> [Stated exercise]:
Render every entry verbatim.

> [Record excerpts]:
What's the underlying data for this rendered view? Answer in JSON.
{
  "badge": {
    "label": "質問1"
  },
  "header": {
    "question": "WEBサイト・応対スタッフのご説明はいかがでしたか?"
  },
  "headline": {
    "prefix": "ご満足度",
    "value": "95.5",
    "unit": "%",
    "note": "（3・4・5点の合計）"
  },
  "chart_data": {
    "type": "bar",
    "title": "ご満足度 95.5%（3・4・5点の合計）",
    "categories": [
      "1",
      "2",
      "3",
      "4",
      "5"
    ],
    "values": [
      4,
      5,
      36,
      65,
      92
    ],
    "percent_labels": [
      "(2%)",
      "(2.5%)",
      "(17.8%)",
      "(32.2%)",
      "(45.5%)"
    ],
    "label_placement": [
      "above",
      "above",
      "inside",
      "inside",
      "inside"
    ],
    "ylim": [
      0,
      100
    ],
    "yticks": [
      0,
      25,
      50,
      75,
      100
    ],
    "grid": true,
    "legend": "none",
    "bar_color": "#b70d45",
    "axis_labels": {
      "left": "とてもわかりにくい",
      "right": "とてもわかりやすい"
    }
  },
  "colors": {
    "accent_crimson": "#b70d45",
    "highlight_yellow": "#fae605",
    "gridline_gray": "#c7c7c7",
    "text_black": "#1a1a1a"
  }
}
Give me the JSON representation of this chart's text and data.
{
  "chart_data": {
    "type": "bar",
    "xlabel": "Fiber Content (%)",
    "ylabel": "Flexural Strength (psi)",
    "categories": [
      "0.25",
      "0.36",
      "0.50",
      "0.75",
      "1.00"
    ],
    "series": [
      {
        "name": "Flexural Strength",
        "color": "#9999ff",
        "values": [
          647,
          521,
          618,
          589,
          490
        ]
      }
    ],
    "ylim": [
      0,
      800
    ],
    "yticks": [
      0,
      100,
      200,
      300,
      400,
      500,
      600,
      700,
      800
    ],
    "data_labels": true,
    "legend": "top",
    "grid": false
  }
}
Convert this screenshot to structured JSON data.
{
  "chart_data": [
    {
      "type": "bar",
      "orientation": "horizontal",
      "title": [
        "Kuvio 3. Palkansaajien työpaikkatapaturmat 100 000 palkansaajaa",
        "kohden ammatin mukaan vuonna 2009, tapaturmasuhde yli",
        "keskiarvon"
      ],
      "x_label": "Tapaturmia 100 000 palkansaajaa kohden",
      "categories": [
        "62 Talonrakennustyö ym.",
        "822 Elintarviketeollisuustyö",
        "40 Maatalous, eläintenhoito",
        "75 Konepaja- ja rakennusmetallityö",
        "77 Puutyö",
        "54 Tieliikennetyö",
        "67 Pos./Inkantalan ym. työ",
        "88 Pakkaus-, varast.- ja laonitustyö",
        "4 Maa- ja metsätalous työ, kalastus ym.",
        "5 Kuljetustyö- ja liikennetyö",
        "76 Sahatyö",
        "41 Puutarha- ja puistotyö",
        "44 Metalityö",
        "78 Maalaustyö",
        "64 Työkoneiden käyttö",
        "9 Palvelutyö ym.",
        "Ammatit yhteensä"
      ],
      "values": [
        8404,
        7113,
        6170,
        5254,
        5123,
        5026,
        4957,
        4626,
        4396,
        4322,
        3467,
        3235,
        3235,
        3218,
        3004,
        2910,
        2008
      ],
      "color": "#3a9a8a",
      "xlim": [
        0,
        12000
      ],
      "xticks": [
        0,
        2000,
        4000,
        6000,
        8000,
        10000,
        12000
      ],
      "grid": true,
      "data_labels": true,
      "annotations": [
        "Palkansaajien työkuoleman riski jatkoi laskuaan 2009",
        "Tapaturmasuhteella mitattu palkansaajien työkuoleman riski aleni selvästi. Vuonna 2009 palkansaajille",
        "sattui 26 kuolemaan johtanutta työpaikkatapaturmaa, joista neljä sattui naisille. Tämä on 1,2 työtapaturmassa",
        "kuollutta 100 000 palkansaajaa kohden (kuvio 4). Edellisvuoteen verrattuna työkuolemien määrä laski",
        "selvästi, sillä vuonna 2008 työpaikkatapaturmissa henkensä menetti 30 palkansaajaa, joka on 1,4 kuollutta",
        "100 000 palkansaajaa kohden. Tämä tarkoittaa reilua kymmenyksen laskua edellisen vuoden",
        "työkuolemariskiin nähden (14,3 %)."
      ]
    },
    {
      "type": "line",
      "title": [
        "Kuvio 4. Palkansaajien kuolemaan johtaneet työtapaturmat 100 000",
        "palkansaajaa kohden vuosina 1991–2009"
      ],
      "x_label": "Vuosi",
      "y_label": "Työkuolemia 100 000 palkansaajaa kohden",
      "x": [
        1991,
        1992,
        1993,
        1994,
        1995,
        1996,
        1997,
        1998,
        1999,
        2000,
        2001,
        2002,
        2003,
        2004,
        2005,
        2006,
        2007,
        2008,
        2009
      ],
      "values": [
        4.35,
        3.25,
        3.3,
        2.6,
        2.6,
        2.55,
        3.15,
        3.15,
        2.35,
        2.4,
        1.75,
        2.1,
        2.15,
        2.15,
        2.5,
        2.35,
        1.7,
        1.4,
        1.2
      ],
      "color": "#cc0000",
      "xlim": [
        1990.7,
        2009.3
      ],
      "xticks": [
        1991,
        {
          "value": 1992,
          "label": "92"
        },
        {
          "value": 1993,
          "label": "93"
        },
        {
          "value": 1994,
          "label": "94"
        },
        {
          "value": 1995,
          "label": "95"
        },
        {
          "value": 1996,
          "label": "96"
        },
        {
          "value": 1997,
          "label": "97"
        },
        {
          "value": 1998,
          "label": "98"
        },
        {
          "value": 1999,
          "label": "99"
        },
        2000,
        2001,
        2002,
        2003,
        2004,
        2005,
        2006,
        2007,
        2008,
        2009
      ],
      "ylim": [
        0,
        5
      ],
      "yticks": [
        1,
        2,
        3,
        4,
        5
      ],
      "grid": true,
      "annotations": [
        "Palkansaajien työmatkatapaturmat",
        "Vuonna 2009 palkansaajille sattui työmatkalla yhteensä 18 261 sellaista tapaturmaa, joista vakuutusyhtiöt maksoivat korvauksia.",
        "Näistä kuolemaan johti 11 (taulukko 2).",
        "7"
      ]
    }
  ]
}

> [Finished task]:
What's the underlying data for this rendered view? Answer in JSON.
{
  "badge": {
    "label": "質問1"
  },
  "header": {
    "question": "WEBサイト・応対スタッフのご説明はいかがでしたか?"
  },
  "headline": {
    "prefix": "ご満足度",
    "value": "95.5",
    "unit": "%",
    "note": "（3・4・5点の合計）"
  },
  "chart_data": {
    "type": "bar",
    "title": "ご満足度 95.5%（3・4・5点の合計）",
    "categories": [
      "1",
      "2",
      "3",
      "4",
      "5"
    ],
    "values": [
      4,
      5,
      36,
      65,
      92
    ],
    "percent_labels": [
      "(2%)",
      "(2.5%)",
      "(17.8%)",
      "(32.2%)",
      "(45.5%)"
    ],
    "label_placement": [
      "above",
      "above",
      "inside",
      "inside",
      "inside"
    ],
    "ylim": [
      0,
      100
    ],
    "yticks": [
      0,
      25,
      50,
      75,
      100
    ],
    "grid": true,
    "legend": "none",
    "bar_color": "#b70d45",
    "axis_labels": {
      "left": "とてもわかりにくい",
      "right": "とてもわかりやすい"
    }
  },
  "colors": {
    "accent_crimson": "#b70d45",
    "highlight_yellow": "#fae605",
    "gridline_gray": "#c7c7c7",
    "text_black": "#1a1a1a"
  }
}
Give me the JSON representation of this chart's text and data.
{
  "chart_data": {
    "type": "bar",
    "xlabel": "Fiber Content (%)",
    "ylabel": "Flexural Strength (psi)",
    "categories": [
      "0.25",
      "0.36",
      "0.50",
      "0.75",
      "1.00"
    ],
    "series": [
      {
        "name": "Flexural Strength",
        "color": "#9999ff",
        "values": [
          647,
          521,
          618,
          589,
          490
        ]
      }
    ],
    "ylim": [
      0,
      800
    ],
    "yticks": [
      0,
      100,
      200,
      300,
      400,
      500,
      600,
      700,
      800
    ],
    "data_labels": true,
    "legend": "top",
    "grid": false
  }
}
Convert this screenshot to structured JSON data.
{
  "chart_data": [
    {
      "type": "bar",
      "orientation": "horizontal",
      "title": [
        "Kuvio 3. Palkansaajien työpaikkatapaturmat 100 000 palkansaajaa",
        "kohden ammatin mukaan vuonna 2009, tapaturmasuhde yli",
        "keskiarvon"
      ],
      "x_label": "Tapaturmia 100 000 palkansaajaa kohden",
      "categories": [
        "62 Talonrakennustyö ym.",
        "822 Elintarviketeollisuustyö",
        "40 Maatalous, eläintenhoito",
        "75 Konepaja- ja rakennusmetallityö",
        "77 Puutyö",
        "54 Tieliikennetyö",
        "67 Pos./Inkantalan ym. työ",
        "88 Pakkaus-, varast.- ja laonitustyö",
        "4 Maa- ja metsätalous työ, kalastus ym.",
        "5 Kuljetustyö- ja liikennetyö",
        "76 Sahatyö",
        "41 Puutarha- ja puistotyö",
        "44 Metalityö",
        "78 Maalaustyö",
        "64 Työkoneiden käyttö",
        "9 Palvelutyö ym.",
        "Ammatit yhteensä"
      ],
      "values": [
        8404,
        7113,
        6170,
        5254,
        5123,
        5026,
        4957,
        4626,
        4396,
        4322,
        3467,
        3235,
        3235,
        3218,
        3004,
        2910,
        2008
      ],
      "color": "#3a9a8a",
      "xlim": [
        0,
        12000
      ],
      "xticks": [
        0,
        2000,
        4000,
        6000,
        8000,
        10000,
        12000
      ],
      "grid": true,
      "data_labels": true,
      "annotations": [
        "Palkansaajien työkuoleman riski jatkoi laskuaan 2009",
        "Tapaturmasuhteella mitattu palkansaajien työkuoleman riski aleni selvästi. Vuonna 2009 palkansaajille",
        "sattui 26 kuolemaan johtanutta työpaikkatapaturmaa, joista neljä sattui naisille. Tämä on 1,2 työtapaturmassa",
        "kuollutta 100 000 palkansaajaa kohden (kuvio 4). Edellisvuoteen verrattuna työkuolemien määrä laski",
        "selvästi, sillä vuonna 2008 työpaikkatapaturmissa henkensä menetti 30 palkansaajaa, joka on 1,4 kuollutta",
        "100 000 palkansaajaa kohden. Tämä tarkoittaa reilua kymmenyksen laskua edellisen vuoden",
        "työkuolemariskiin nähden (14,3 %)."
      ]
    },
    {
      "type": "line",
      "title": [
        "Kuvio 4. Palkansaajien kuolemaan johtaneet työtapaturmat 100 000",
        "palkansaajaa kohden vuosina 1991–2009"
      ],
      "x_label": "Vuosi",
      "y_label": "Työkuolemia 100 000 palkansaajaa kohden",
      "x": [
        1991,
        1992,
        1993,
        1994,
        1995,
        1996,
        1997,
        1998,
        1999,
        2000,
        2001,
        2002,
        2003,
        2004,
        2005,
        2006,
        2007,
        2008,
        2009
      ],
      "values": [
        4.35,
        3.25,
        3.3,
        2.6,
        2.6,
        2.55,
        3.15,
        3.15,
        2.35,
        2.4,
        1.75,
        2.1,
        2.15,
        2.15,
        2.5,
        2.35,
        1.7,
        1.4,
        1.2
      ],
      "color": "#cc0000",
      "xlim": [
        1990.7,
        2009.3
      ],
      "xticks": [
        1991,
        {
          "value": 1992,
          "label": "92"
        },
        {
          "value": 1993,
          "label": "93"
        },
        {
          "value": 1994,
          "label": "94"
        },
        {
          "value": 1995,
          "label": "95"
        },
        {
          "value": 1996,
          "label": "96"
        },
        {
          "value": 1997,
          "label": "97"
        },
        {
          "value": 1998,
          "label": "98"
        },
        {
          "value": 1999,
          "label": "99"
        },
        2000,
        2001,
        2002,
        2003,
        2004,
        2005,
        2006,
        2007,
        2008,
        2009
      ],
      "ylim": [
        0,
        5
      ],
      "yticks": [
        1,
        2,
        3,
        4,
        5
      ],
      "grid": true,
      "annotations": [
        "Palkansaajien työmatkatapaturmat",
        "Vuonna 2009 palkansaajille sattui työmatkalla yhteensä 18 261 sellaista tapaturmaa, joista vakuutusyhtiöt maksoivat korvauksia.",
        "Näistä kuolemaan johti 11 (taulukko 2).",
        "7"
      ]
    }
  ]
}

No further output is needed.